[Instruction] Show all lines holding "arresto".

※ ※ ※

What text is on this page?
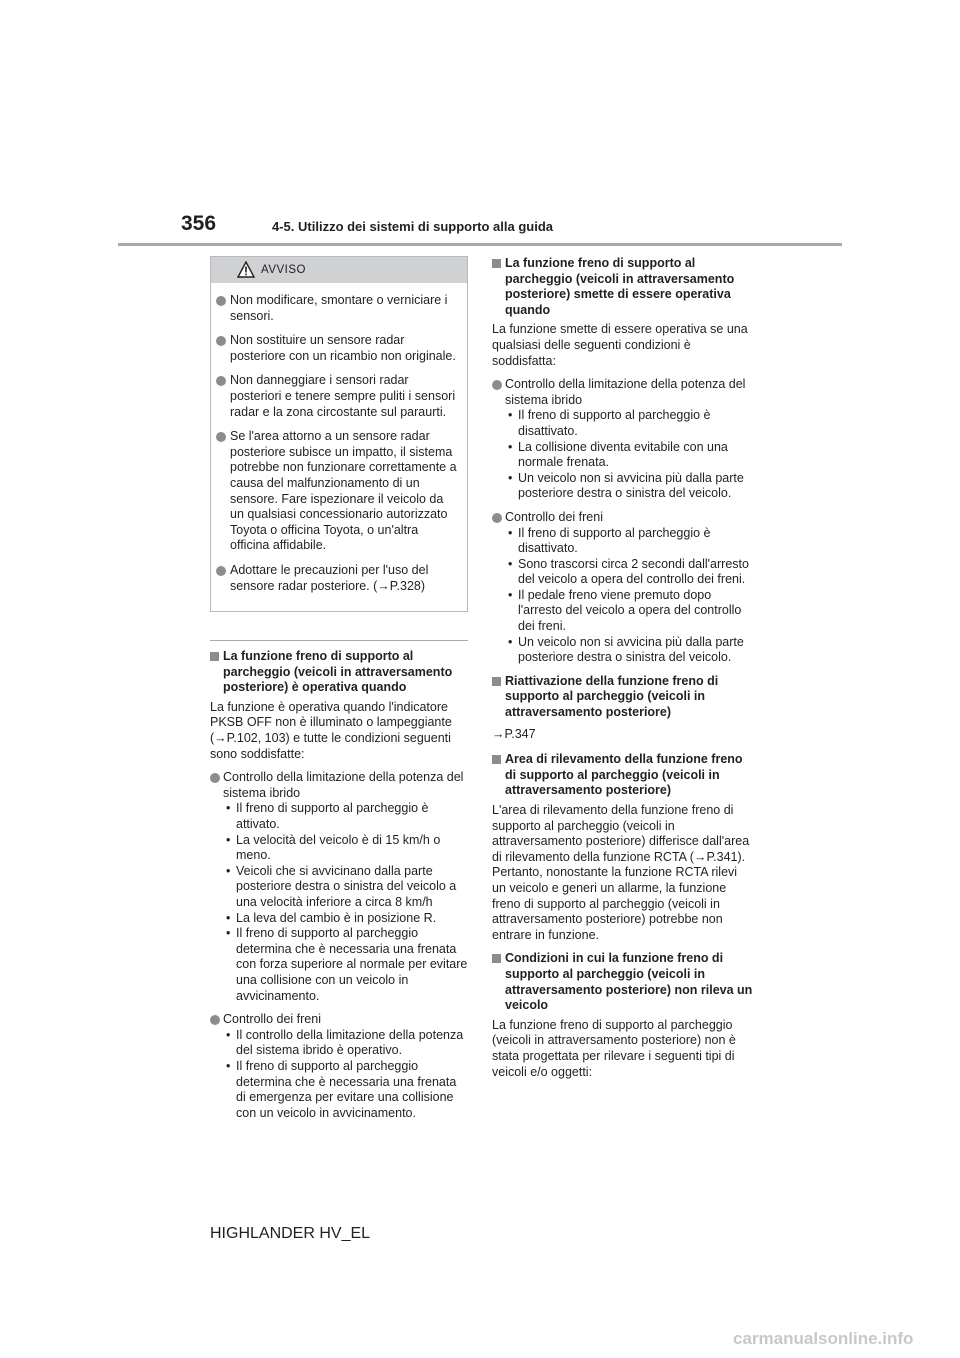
356	4-5. Utilizzo dei sistemi di supporto alla guida
AVVISO
Non modificare, smontare o verniciare i sensori.
Non sostituire un sensore radar posteriore con un ricambio non originale.
Non danneggiare i sensori radar posteriori e tenere sempre puliti i sensori radar e la zona circostante sul paraurti.
Se l'area attorno a un sensore radar posteriore subisce un impatto, il sistema potrebbe non funzionare correttamente a causa del malfunzionamento di un sensore. Fare ispezionare il veicolo da un qualsiasi concessionario autorizzato Toyota o officina Toyota, o un'altra officina affidabile.
Adottare le precauzioni per l'uso del sensore radar posteriore. (→P.328)
La funzione freno di supporto al parcheggio (veicoli in attraversamento posteriore) è operativa quando
La funzione è operativa quando l'indicatore PKSB OFF non è illuminato o lampeggiante (→P.102, 103) e tutte le condizioni seguenti sono soddisfatte:
Controllo della limitazione della potenza del sistema ibrido
• Il freno di supporto al parcheggio è attivato.
• La velocità del veicolo è di 15 km/h o meno.
• Veicoli che si avvicinano dalla parte posteriore destra o sinistra del veicolo a una velocità inferiore a circa 8 km/h
• La leva del cambio è in posizione R.
• Il freno di supporto al parcheggio determina che è necessaria una frenata con forza superiore al normale per evitare una collisione con un veicolo in avvicinamento.
Controllo dei freni
• Il controllo della limitazione della potenza del sistema ibrido è operativo.
• Il freno di supporto al parcheggio determina che è necessaria una frenata di emergenza per evitare una collisione con un veicolo in avvicinamento.
La funzione freno di supporto al parcheggio (veicoli in attraversamento posteriore) smette di essere operativa quando
La funzione smette di essere operativa se una qualsiasi delle seguenti condizioni è soddisfatta:
Controllo della limitazione della potenza del sistema ibrido
• Il freno di supporto al parcheggio è disattivato.
• La collisione diventa evitabile con una normale frenata.
• Un veicolo non si avvicina più dalla parte posteriore destra o sinistra del veicolo.
Controllo dei freni
• Il freno di supporto al parcheggio è disattivato.
• Sono trascorsi circa 2 secondi dall'arresto del veicolo a opera del controllo dei freni.
• Il pedale freno viene premuto dopo l'arresto del veicolo a opera del controllo dei freni.
• Un veicolo non si avvicina più dalla parte posteriore destra o sinistra del veicolo.
Riattivazione della funzione freno di supporto al parcheggio (veicoli in attraversamento posteriore)
→P.347
Area di rilevamento della funzione freno di supporto al parcheggio (veicoli in attraversamento posteriore)
L'area di rilevamento della funzione freno di supporto al parcheggio (veicoli in attraversamento posteriore) differisce dall'area di rilevamento della funzione RCTA (→P.341). Pertanto, nonostante la funzione RCTA rilevi un veicolo e generi un allarme, la funzione freno di supporto al parcheggio (veicoli in attraversamento posteriore) potrebbe non entrare in funzione.
Condizioni in cui la funzione freno di supporto al parcheggio (veicoli in attraversamento posteriore) non rileva un veicolo
La funzione freno di supporto al parcheggio (veicoli in attraversamento posteriore) non è stata progettata per rilevare i seguenti tipi di veicoli e/o oggetti:
HIGHLANDER HV_EL
carmanualsonline.info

※ ※ ※

[Complete answer]
• Sono trascorsi circa 2 secondi dall'arresto del veicolo a opera del controllo dei freni.
• Il pedale freno viene premuto dopo l'arresto del veicolo a opera del controllo dei freni.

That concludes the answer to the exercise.